The exercise asks you to copy every line below in which "意志过程" appears.

________________

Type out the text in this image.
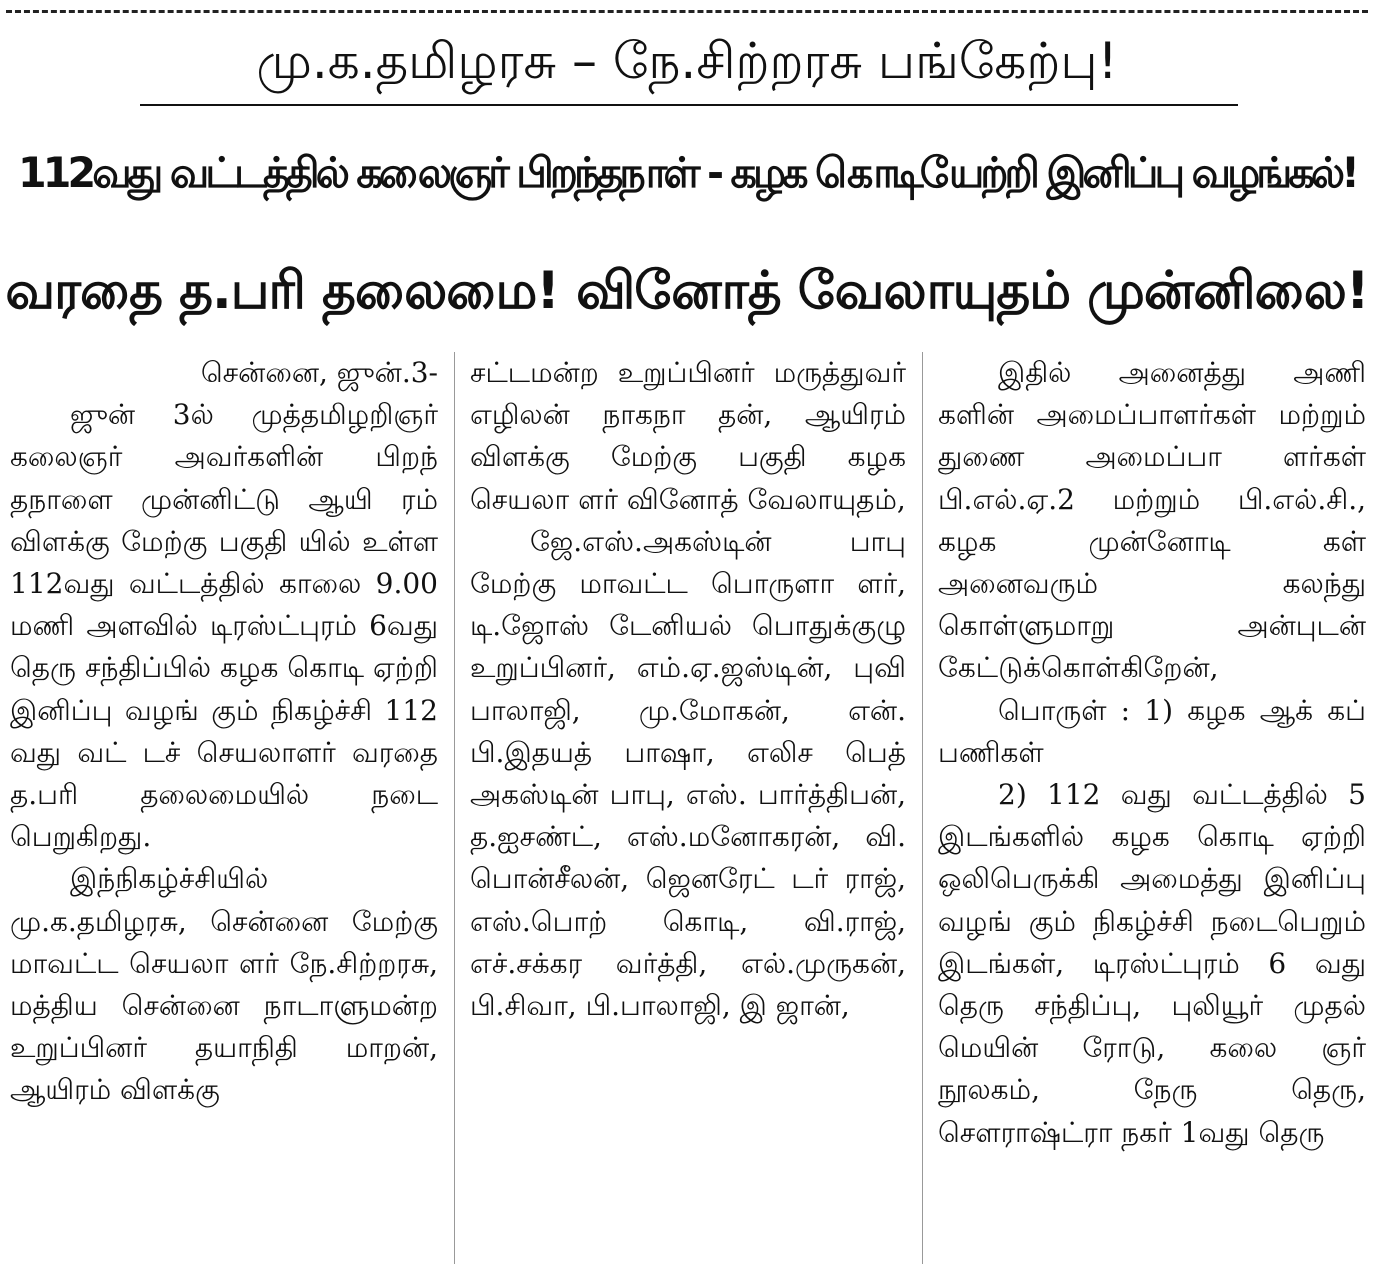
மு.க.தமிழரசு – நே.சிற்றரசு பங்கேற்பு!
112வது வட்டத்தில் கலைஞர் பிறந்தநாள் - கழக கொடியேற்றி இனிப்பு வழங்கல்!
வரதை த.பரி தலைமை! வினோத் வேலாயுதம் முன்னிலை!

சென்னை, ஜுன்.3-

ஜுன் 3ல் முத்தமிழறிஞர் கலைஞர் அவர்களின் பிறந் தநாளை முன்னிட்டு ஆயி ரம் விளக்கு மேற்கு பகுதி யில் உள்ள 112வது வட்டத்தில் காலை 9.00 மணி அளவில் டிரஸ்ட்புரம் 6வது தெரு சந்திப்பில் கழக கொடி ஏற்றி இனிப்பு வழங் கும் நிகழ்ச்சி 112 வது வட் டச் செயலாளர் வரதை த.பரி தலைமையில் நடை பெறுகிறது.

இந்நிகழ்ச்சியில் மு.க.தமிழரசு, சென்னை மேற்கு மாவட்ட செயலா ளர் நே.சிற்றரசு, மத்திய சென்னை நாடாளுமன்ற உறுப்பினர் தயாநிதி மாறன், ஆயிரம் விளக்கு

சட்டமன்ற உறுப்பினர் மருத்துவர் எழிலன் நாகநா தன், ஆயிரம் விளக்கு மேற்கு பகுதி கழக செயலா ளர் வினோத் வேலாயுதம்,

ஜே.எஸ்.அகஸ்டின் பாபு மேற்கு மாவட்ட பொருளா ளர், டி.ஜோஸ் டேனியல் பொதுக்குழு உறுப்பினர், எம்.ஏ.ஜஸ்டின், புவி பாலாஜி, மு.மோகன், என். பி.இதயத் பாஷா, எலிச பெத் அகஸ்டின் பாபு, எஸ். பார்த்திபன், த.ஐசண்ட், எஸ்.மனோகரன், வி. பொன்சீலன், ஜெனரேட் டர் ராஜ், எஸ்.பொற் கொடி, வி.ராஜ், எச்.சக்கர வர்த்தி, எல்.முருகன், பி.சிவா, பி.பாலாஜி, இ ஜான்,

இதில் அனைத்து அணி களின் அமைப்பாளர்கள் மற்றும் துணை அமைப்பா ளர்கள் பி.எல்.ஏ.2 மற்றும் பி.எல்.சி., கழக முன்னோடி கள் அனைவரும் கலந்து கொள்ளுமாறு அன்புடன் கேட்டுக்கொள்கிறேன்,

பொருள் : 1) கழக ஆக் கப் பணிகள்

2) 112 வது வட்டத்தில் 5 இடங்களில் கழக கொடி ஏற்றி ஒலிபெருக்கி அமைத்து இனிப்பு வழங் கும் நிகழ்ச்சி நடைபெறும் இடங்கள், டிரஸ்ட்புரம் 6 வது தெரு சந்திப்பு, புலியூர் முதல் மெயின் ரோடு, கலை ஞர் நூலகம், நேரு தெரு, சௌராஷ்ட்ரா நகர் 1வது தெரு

________________

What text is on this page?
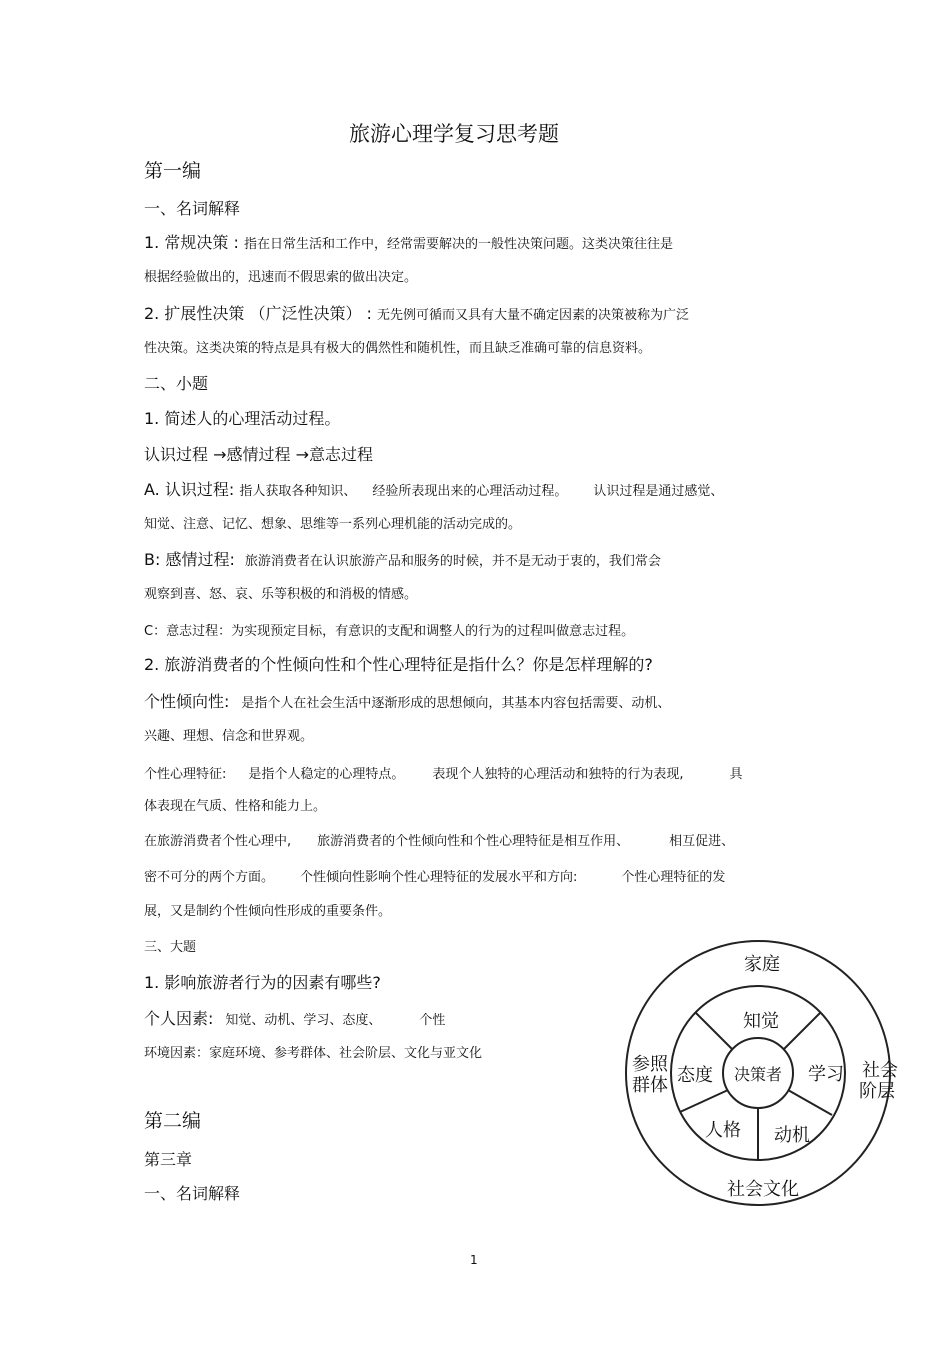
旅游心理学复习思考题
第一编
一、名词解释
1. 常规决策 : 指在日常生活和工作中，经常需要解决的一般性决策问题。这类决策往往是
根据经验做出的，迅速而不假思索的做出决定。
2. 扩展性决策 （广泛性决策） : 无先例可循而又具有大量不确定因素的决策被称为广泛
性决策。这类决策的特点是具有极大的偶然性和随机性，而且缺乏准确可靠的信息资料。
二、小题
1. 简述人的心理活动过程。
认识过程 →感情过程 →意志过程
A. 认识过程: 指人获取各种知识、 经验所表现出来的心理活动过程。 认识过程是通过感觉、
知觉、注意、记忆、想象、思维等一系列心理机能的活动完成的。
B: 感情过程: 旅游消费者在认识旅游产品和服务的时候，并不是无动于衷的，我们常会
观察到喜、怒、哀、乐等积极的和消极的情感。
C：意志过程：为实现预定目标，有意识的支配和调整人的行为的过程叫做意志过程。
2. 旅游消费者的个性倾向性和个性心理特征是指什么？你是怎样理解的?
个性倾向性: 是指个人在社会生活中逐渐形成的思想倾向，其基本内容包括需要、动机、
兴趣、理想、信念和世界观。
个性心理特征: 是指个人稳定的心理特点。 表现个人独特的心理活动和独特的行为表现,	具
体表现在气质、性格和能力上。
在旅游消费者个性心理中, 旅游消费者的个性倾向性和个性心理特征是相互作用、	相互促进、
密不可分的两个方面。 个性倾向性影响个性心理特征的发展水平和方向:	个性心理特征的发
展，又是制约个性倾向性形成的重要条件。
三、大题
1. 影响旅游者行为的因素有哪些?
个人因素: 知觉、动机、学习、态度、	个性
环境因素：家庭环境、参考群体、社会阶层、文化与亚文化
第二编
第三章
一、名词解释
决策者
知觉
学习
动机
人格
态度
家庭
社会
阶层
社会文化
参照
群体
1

________________

ANSWER IN FULL:
认识过程 →感情过程 →意志过程
C：意志过程：为实现预定目标，有意识的支配和调整人的行为的过程叫做意志过程。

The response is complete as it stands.